• Task instructions
Could you write out, character for character, the lines of the records from the one containing "x-tick-label: 162 [395, 335, 416, 367]" through the one containing "x-tick-label: 231 [526, 335, 547, 367]", including both of those lines?

Element and region listings:
>> Begin
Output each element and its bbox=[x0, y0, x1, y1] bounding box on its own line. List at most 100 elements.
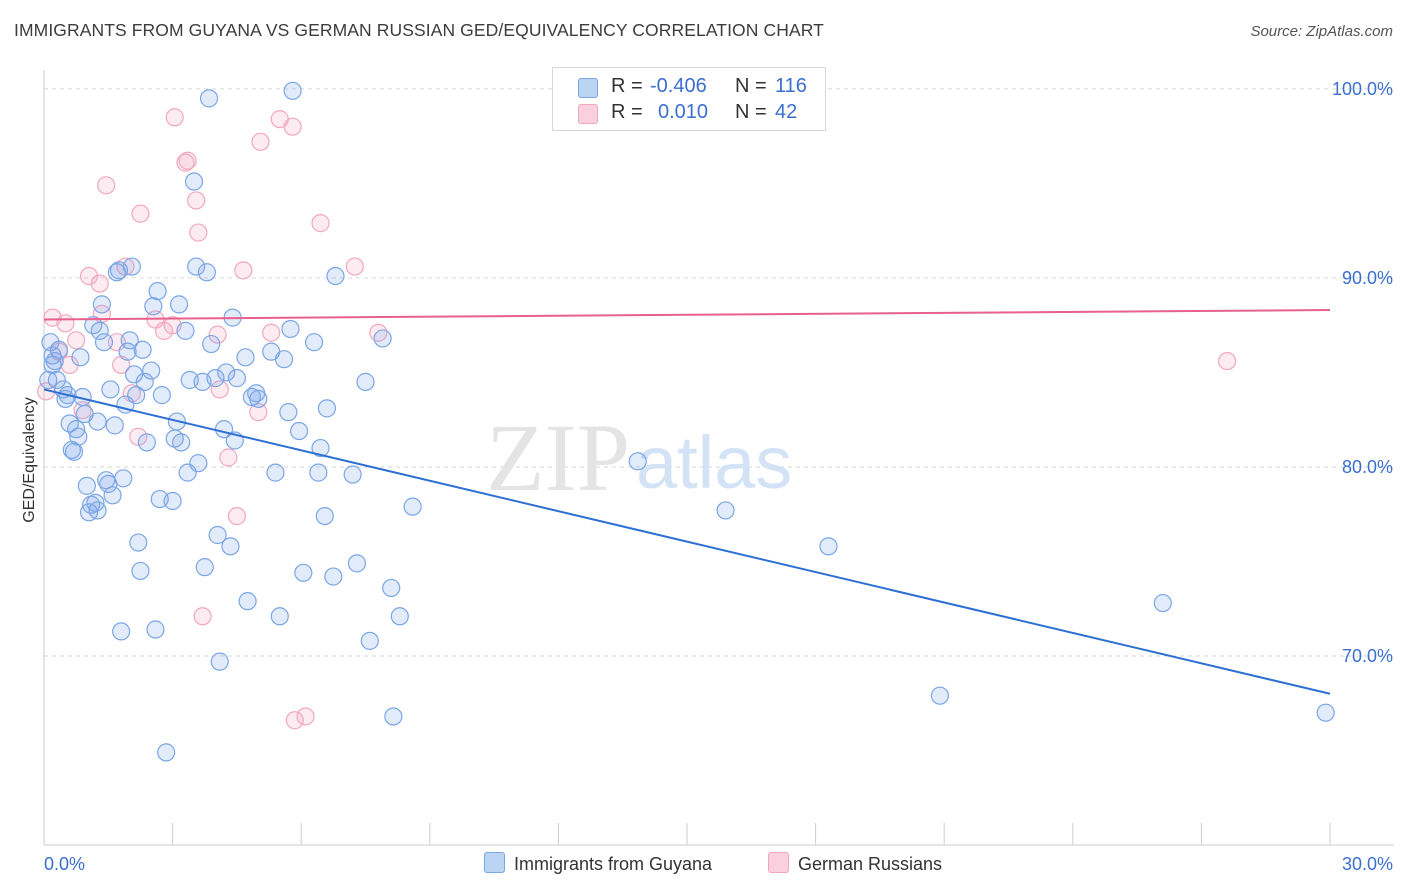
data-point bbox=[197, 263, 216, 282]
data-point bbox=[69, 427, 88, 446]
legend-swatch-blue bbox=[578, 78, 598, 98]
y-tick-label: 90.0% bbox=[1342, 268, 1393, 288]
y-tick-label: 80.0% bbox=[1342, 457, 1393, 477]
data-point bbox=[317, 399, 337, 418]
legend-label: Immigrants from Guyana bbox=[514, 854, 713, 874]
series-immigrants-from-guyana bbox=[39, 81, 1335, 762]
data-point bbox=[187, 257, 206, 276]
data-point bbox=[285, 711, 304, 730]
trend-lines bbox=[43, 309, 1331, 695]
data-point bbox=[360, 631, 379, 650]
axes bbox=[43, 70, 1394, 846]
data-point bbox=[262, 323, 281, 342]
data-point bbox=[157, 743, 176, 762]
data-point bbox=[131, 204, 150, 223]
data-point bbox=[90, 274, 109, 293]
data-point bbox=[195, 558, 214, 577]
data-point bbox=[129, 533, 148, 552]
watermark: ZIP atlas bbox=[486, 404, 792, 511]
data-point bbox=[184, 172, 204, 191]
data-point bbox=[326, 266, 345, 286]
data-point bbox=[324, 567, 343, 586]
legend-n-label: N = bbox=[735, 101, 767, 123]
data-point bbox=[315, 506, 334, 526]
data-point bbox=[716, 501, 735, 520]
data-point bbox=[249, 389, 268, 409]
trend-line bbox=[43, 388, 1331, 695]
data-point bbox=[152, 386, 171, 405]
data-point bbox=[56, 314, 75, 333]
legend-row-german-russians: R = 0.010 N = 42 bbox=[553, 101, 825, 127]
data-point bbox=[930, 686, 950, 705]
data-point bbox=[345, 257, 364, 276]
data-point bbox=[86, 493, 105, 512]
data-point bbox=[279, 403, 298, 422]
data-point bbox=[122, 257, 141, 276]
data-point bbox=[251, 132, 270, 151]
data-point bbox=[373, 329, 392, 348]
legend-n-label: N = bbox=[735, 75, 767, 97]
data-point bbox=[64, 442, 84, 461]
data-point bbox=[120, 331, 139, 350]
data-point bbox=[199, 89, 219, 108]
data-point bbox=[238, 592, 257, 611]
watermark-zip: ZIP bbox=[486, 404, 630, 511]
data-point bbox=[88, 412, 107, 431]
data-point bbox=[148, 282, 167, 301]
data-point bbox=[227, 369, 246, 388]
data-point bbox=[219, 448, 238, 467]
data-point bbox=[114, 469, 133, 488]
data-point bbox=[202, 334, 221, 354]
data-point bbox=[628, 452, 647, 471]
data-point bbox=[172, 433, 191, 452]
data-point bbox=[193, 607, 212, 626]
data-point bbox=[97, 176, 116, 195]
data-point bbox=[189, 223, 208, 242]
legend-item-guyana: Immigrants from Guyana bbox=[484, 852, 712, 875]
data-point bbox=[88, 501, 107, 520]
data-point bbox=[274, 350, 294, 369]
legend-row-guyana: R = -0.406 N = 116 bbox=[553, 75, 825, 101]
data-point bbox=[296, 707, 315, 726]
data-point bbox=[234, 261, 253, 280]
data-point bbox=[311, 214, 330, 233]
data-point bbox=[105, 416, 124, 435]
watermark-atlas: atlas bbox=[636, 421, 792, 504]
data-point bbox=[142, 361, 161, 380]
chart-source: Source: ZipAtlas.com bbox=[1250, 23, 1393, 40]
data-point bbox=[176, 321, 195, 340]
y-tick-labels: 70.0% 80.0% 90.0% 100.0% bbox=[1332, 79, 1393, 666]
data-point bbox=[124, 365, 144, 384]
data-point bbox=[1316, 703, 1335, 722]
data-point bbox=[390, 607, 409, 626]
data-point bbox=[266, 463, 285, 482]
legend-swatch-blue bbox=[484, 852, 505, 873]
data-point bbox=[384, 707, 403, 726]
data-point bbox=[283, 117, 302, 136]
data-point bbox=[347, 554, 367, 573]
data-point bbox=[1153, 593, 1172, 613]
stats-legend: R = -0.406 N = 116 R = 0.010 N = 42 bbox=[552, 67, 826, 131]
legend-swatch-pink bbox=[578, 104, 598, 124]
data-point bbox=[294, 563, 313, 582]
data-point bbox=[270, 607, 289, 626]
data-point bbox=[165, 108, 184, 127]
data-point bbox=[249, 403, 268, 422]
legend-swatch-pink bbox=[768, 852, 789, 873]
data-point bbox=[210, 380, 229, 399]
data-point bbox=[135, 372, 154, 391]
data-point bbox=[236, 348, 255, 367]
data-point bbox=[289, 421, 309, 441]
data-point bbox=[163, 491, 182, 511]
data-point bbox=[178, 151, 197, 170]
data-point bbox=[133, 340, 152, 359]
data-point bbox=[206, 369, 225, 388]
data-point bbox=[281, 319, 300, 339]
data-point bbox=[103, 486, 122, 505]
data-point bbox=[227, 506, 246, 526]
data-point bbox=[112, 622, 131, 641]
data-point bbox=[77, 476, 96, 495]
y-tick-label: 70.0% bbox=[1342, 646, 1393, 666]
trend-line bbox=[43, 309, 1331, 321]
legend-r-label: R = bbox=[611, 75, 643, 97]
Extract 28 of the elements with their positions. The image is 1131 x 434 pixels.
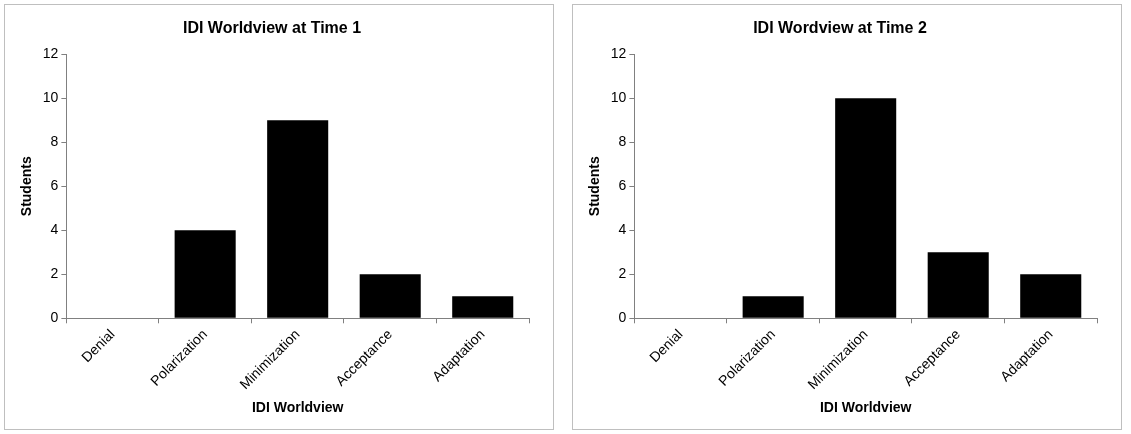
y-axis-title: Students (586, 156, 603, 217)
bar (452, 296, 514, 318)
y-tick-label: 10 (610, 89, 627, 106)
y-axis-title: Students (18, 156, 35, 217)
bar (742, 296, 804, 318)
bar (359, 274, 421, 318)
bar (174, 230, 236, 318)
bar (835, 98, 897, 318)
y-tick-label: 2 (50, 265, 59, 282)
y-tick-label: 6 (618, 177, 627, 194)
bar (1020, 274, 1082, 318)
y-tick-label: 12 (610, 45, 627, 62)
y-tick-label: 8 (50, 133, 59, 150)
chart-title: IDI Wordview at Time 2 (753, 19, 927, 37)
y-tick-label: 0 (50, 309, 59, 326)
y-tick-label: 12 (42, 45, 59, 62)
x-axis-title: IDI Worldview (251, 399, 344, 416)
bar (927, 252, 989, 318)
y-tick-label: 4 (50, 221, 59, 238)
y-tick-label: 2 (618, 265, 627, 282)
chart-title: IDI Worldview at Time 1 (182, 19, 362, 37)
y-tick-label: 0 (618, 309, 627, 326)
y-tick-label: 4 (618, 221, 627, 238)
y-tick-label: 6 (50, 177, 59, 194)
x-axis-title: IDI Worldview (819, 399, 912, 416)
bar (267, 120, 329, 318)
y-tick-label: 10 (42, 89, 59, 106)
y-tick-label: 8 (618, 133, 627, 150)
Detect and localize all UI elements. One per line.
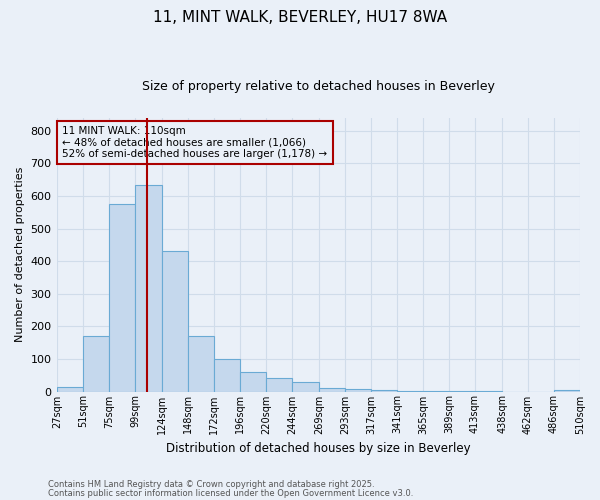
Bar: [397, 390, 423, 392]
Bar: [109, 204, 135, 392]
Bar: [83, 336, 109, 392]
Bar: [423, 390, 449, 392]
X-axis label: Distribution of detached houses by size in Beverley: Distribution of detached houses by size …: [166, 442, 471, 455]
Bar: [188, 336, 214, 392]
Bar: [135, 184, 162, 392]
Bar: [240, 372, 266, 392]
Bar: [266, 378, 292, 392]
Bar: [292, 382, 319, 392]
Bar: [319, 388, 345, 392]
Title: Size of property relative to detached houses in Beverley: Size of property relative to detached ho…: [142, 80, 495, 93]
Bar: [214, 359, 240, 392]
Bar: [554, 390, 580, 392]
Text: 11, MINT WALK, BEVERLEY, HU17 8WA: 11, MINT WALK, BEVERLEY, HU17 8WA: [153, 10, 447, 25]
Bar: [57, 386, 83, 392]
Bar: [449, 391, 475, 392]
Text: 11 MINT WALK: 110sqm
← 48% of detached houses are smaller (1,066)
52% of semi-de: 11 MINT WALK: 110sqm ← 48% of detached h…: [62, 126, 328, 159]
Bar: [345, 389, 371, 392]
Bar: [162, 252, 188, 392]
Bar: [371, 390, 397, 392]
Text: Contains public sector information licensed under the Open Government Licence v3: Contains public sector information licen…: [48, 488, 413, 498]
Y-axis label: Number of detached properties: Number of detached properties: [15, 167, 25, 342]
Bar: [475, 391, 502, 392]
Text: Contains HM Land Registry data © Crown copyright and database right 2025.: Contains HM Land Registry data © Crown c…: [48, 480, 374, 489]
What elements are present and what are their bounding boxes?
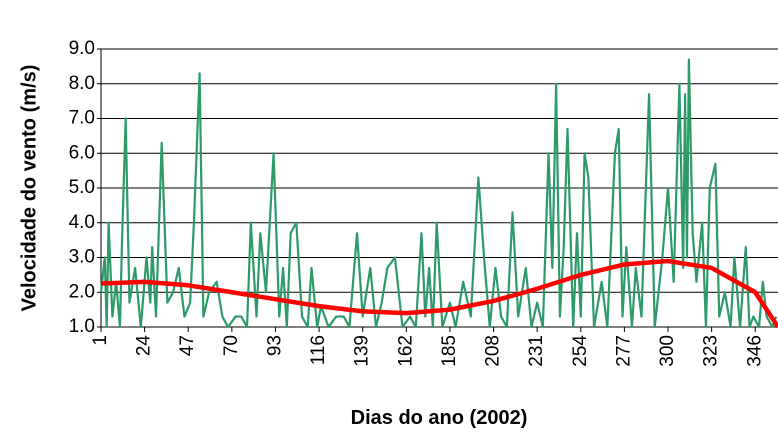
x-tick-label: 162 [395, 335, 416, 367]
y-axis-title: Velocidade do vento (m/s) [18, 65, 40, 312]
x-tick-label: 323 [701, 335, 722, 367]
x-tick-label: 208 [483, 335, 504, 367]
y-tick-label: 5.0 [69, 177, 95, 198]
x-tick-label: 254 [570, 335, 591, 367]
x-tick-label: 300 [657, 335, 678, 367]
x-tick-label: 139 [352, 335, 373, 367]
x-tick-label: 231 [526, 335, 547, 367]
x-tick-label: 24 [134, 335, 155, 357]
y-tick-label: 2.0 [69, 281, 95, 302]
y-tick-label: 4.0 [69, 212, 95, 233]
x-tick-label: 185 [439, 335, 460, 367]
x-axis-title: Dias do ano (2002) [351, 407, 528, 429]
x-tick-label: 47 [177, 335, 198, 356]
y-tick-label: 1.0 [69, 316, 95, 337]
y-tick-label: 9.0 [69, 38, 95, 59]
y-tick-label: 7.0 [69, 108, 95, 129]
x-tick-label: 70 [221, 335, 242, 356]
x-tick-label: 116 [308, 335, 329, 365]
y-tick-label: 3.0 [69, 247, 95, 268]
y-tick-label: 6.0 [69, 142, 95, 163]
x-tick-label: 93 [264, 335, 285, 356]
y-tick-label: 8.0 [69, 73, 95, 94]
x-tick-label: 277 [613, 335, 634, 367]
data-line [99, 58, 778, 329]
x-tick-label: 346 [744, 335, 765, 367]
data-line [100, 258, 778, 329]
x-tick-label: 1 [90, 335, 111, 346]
>> End
• Output for this task
x-tick-label: 162 [395, 335, 416, 367]
y-axis-title: Velocidade do vento (m/s) [18, 65, 40, 312]
x-tick-label: 323 [701, 335, 722, 367]
x-tick-label: 208 [483, 335, 504, 367]
y-tick-label: 5.0 [69, 177, 95, 198]
x-tick-label: 254 [570, 335, 591, 367]
x-tick-label: 300 [657, 335, 678, 367]
x-tick-label: 139 [352, 335, 373, 367]
x-tick-label: 231 [526, 335, 547, 367]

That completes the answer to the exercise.